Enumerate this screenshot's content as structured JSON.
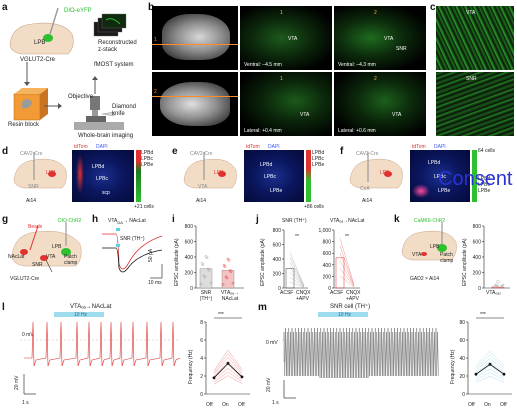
{
  "panels": {
    "a": {
      "letter": "a",
      "virus": "DIO-eYFP",
      "region": "LPB",
      "mouse": "VGLUT2-Cre",
      "resin": "Resin block",
      "recon": "Reconstructed\nz-stack",
      "fmost": "fMOST system",
      "objective": "Objective",
      "knife": "Diamond\nknife",
      "wbi": "Whole-brain imaging"
    },
    "b": {
      "letter": "b",
      "num1": "1",
      "num2": "2",
      "vta": "VTA",
      "snr": "SNR",
      "ventral1": "Ventral: –4.5 mm",
      "ventral2": "Ventral: –4.3 mm",
      "lateral1": "Lateral: +0.4 mm",
      "lateral2": "Lateral: +0.6 mm"
    },
    "c": {
      "letter": "c",
      "vta": "VTA",
      "snr": "SNR"
    },
    "d": {
      "letter": "d",
      "virus": "CAV2-Cre",
      "stain1": "tdTom",
      "stain2": "DAPI",
      "target": "LPB",
      "site": "SNR",
      "mouse": "Ai14",
      "legend": [
        "LPBd",
        "LPBc",
        "LPBe"
      ],
      "scale_bot": "+21 cells",
      "sub": [
        "LPBd",
        "LPBc",
        "LPBe",
        "scp"
      ]
    },
    "e": {
      "letter": "e",
      "virus": "CAV2-Cre",
      "stain1": "tdTom",
      "stain2": "DAPI",
      "target": "LPB",
      "site": "VTA",
      "mouse": "Ai14",
      "legend": [
        "LPBd",
        "LPBc",
        "LPBe"
      ],
      "scale_bot": "+86 cells",
      "sub": [
        "LPBd",
        "LPBc",
        "LPBe"
      ]
    },
    "f": {
      "letter": "f",
      "virus": "CAV2-Cre",
      "stain1": "tdTom",
      "stain2": "DAPI",
      "target": "LPB",
      "site": "CeA",
      "mouse": "Ai14",
      "legend": [
        "LPBd",
        "LPBc",
        "LPBe"
      ],
      "scale_top": "64 cells",
      "sub": [
        "LPBd",
        "LPBc",
        "LPBe"
      ]
    },
    "g": {
      "letter": "g",
      "virus": "DIO-ChR2",
      "beads": "Beads",
      "region": "LPB",
      "nacl": "NAcLat",
      "snr": "SNR",
      "vta": "VTA",
      "patch": "Patch\nclamp",
      "mouse": "VGLUT2-Cre"
    },
    "h": {
      "letter": "h",
      "title1": "VTA",
      "title1_sub": "DA",
      "title1_tail": "→ NAcLat",
      "title2": "SNR (TH⁺)",
      "scale_y": "50 pA",
      "scale_x": "10 ms"
    },
    "i": {
      "letter": "i",
      "ylabel": "EPSC amplitude (pA)",
      "yticks": [
        "0",
        "200",
        "400",
        "600",
        "800"
      ],
      "xcats": [
        "SNR\n(TH⁺)",
        "VTAₒₐ→\nNAcLat"
      ]
    },
    "j": {
      "letter": "j",
      "title_left": "SNR (TH⁺)",
      "title_right": "VTAₒₐ→NAcLat",
      "ylabel": "EPSC amplitude (pA)",
      "yticks_left": [
        "0",
        "200",
        "400",
        "600",
        "800"
      ],
      "yticks_right": [
        "0",
        "200",
        "400",
        "600",
        "800",
        "1,000"
      ],
      "xcats": [
        "ACSF",
        "CNQX\n+APV"
      ],
      "sig": "**"
    },
    "k": {
      "letter": "k",
      "virus": "CaMKII-ChR2",
      "region": "LPB",
      "site": "VTA",
      "patch": "Patch\nclamp",
      "mouse": "GAD2 × Ai14",
      "ylabel": "EPSC amplitude (pA)",
      "yticks": [
        "0",
        "200",
        "400",
        "600",
        "800"
      ],
      "xcat": "VTAₒₐ₂"
    },
    "l": {
      "letter": "l",
      "title": "VTAₒₐ→NAcLat",
      "stim": "10 Hz",
      "zero": "0 mV",
      "scale_y": "20 mV",
      "scale_x": "1 s",
      "ylabel": "Frequency (Hz)",
      "yticks": [
        "0",
        "2",
        "4",
        "6",
        "8"
      ],
      "xcats": [
        "Off",
        "On",
        "Off"
      ],
      "sig": "***"
    },
    "m": {
      "letter": "m",
      "title": "SNR cell (TH⁺)",
      "stim": "10 Hz",
      "zero": "0 mV",
      "scale_y": "20 mV",
      "scale_x": "1 s",
      "ylabel": "Frequency (Hz)",
      "yticks": [
        "0",
        "20",
        "40",
        "60",
        "80"
      ],
      "xcats": [
        "Off",
        "On",
        "Off"
      ],
      "sig": "***"
    }
  },
  "chart_data": [
    {
      "type": "bar",
      "panel": "i",
      "categories": [
        "SNR (TH+)",
        "VTA DA→NAcLat"
      ],
      "values": [
        250,
        230
      ],
      "ylim": [
        0,
        800
      ],
      "ylabel": "EPSC amplitude (pA)"
    },
    {
      "type": "line",
      "panel": "j-left",
      "categories": [
        "ACSF",
        "CNQX+APV"
      ],
      "values": [
        270,
        20
      ],
      "ylim": [
        0,
        800
      ],
      "ylabel": "EPSC amplitude (pA)",
      "title": "SNR (TH⁺)"
    },
    {
      "type": "line",
      "panel": "j-right",
      "categories": [
        "ACSF",
        "CNQX+APV"
      ],
      "values": [
        520,
        30
      ],
      "ylim": [
        0,
        1000
      ],
      "title": "VTAₒₐ→NAcLat"
    },
    {
      "type": "bar",
      "panel": "k",
      "categories": [
        "VTA GAD2"
      ],
      "values": [
        10
      ],
      "ylim": [
        0,
        800
      ],
      "ylabel": "EPSC amplitude (pA)"
    },
    {
      "type": "line",
      "panel": "l",
      "categories": [
        "Off",
        "On",
        "Off"
      ],
      "values": [
        1.8,
        3.4,
        1.9
      ],
      "ylim": [
        0,
        8
      ],
      "ylabel": "Frequency (Hz)"
    },
    {
      "type": "line",
      "panel": "m",
      "categories": [
        "Off",
        "On",
        "Off"
      ],
      "values": [
        22,
        33,
        22
      ],
      "ylim": [
        0,
        80
      ],
      "ylabel": "Frequency (Hz)"
    }
  ],
  "overlay": {
    "consent": "Consent"
  },
  "colors": {
    "green": "#2ec02e",
    "red": "#e03030",
    "blue": "#1b2f8f",
    "cyan": "#5bd0e8",
    "brain": "#f2dcc6"
  }
}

···

■ PROMPT:
Repeat everything in the entries above word for word, excluding the images.

■ ANSWER FOR THIS EXERCISE:
Enumerate this screenshot's content as structured JSON.
{
  "panels": {
    "a": {
      "letter": "a",
      "virus": "DIO-eYFP",
      "region": "LPB",
      "mouse": "VGLUT2-Cre",
      "resin": "Resin block",
      "recon": "Reconstructed\nz-stack",
      "fmost": "fMOST system",
      "objective": "Objective",
      "knife": "Diamond\nknife",
      "wbi": "Whole-brain imaging"
    },
    "b": {
      "letter": "b",
      "num1": "1",
      "num2": "2",
      "vta": "VTA",
      "snr": "SNR",
      "ventral1": "Ventral: –4.5 mm",
      "ventral2": "Ventral: –4.3 mm",
      "lateral1": "Lateral: +0.4 mm",
      "lateral2": "Lateral: +0.6 mm"
    },
    "c": {
      "letter": "c",
      "vta": "VTA",
      "snr": "SNR"
    },
    "d": {
      "letter": "d",
      "virus": "CAV2-Cre",
      "stain1": "tdTom",
      "stain2": "DAPI",
      "target": "LPB",
      "site": "SNR",
      "mouse": "Ai14",
      "legend": [
        "LPBd",
        "LPBc",
        "LPBe"
      ],
      "scale_bot": "+21 cells",
      "sub": [
        "LPBd",
        "LPBc",
        "LPBe",
        "scp"
      ]
    },
    "e": {
      "letter": "e",
      "virus": "CAV2-Cre",
      "stain1": "tdTom",
      "stain2": "DAPI",
      "target": "LPB",
      "site": "VTA",
      "mouse": "Ai14",
      "legend": [
        "LPBd",
        "LPBc",
        "LPBe"
      ],
      "scale_bot": "+86 cells",
      "sub": [
        "LPBd",
        "LPBc",
        "LPBe"
      ]
    },
    "f": {
      "letter": "f",
      "virus": "CAV2-Cre",
      "stain1": "tdTom",
      "stain2": "DAPI",
      "target": "LPB",
      "site": "CeA",
      "mouse": "Ai14",
      "legend": [
        "LPBd",
        "LPBc",
        "LPBe"
      ],
      "scale_top": "64 cells",
      "sub": [
        "LPBd",
        "LPBc",
        "LPBe"
      ]
    },
    "g": {
      "letter": "g",
      "virus": "DIO-ChR2",
      "beads": "Beads",
      "region": "LPB",
      "nacl": "NAcLat",
      "snr": "SNR",
      "vta": "VTA",
      "patch": "Patch\nclamp",
      "mouse": "VGLUT2-Cre"
    },
    "h": {
      "letter": "h",
      "title1": "VTA",
      "title1_sub": "DA",
      "title1_tail": "→ NAcLat",
      "title2": "SNR (TH⁺)",
      "scale_y": "50 pA",
      "scale_x": "10 ms"
    },
    "i": {
      "letter": "i",
      "ylabel": "EPSC amplitude (pA)",
      "yticks": [
        "0",
        "200",
        "400",
        "600",
        "800"
      ],
      "xcats": [
        "SNR\n(TH⁺)",
        "VTAₒₐ→\nNAcLat"
      ]
    },
    "j": {
      "letter": "j",
      "title_left": "SNR (TH⁺)",
      "title_right": "VTAₒₐ→NAcLat",
      "ylabel": "EPSC amplitude (pA)",
      "yticks_left": [
        "0",
        "200",
        "400",
        "600",
        "800"
      ],
      "yticks_right": [
        "0",
        "200",
        "400",
        "600",
        "800",
        "1,000"
      ],
      "xcats": [
        "ACSF",
        "CNQX\n+APV"
      ],
      "sig": "**"
    },
    "k": {
      "letter": "k",
      "virus": "CaMKII-ChR2",
      "region": "LPB",
      "site": "VTA",
      "patch": "Patch\nclamp",
      "mouse": "GAD2 × Ai14",
      "ylabel": "EPSC amplitude (pA)",
      "yticks": [
        "0",
        "200",
        "400",
        "600",
        "800"
      ],
      "xcat": "VTAₒₐ₂"
    },
    "l": {
      "letter": "l",
      "title": "VTAₒₐ→NAcLat",
      "stim": "10 Hz",
      "zero": "0 mV",
      "scale_y": "20 mV",
      "scale_x": "1 s",
      "ylabel": "Frequency (Hz)",
      "yticks": [
        "0",
        "2",
        "4",
        "6",
        "8"
      ],
      "xcats": [
        "Off",
        "On",
        "Off"
      ],
      "sig": "***"
    },
    "m": {
      "letter": "m",
      "title": "SNR cell (TH⁺)",
      "stim": "10 Hz",
      "zero": "0 mV",
      "scale_y": "20 mV",
      "scale_x": "1 s",
      "ylabel": "Frequency (Hz)",
      "yticks": [
        "0",
        "20",
        "40",
        "60",
        "80"
      ],
      "xcats": [
        "Off",
        "On",
        "Off"
      ],
      "sig": "***"
    }
  },
  "chart_data": [
    {
      "type": "bar",
      "panel": "i",
      "categories": [
        "SNR (TH+)",
        "VTA DA→NAcLat"
      ],
      "values": [
        250,
        230
      ],
      "ylim": [
        0,
        800
      ],
      "ylabel": "EPSC amplitude (pA)"
    },
    {
      "type": "line",
      "panel": "j-left",
      "categories": [
        "ACSF",
        "CNQX+APV"
      ],
      "values": [
        270,
        20
      ],
      "ylim": [
        0,
        800
      ],
      "ylabel": "EPSC amplitude (pA)",
      "title": "SNR (TH⁺)"
    },
    {
      "type": "line",
      "panel": "j-right",
      "categories": [
        "ACSF",
        "CNQX+APV"
      ],
      "values": [
        520,
        30
      ],
      "ylim": [
        0,
        1000
      ],
      "title": "VTAₒₐ→NAcLat"
    },
    {
      "type": "bar",
      "panel": "k",
      "categories": [
        "VTA GAD2"
      ],
      "values": [
        10
      ],
      "ylim": [
        0,
        800
      ],
      "ylabel": "EPSC amplitude (pA)"
    },
    {
      "type": "line",
      "panel": "l",
      "categories": [
        "Off",
        "On",
        "Off"
      ],
      "values": [
        1.8,
        3.4,
        1.9
      ],
      "ylim": [
        0,
        8
      ],
      "ylabel": "Frequency (Hz)"
    },
    {
      "type": "line",
      "panel": "m",
      "categories": [
        "Off",
        "On",
        "Off"
      ],
      "values": [
        22,
        33,
        22
      ],
      "ylim": [
        0,
        80
      ],
      "ylabel": "Frequency (Hz)"
    }
  ],
  "overlay": {
    "consent": "Consent"
  },
  "colors": {
    "green": "#2ec02e",
    "red": "#e03030",
    "blue": "#1b2f8f",
    "cyan": "#5bd0e8",
    "brain": "#f2dcc6"
  }
}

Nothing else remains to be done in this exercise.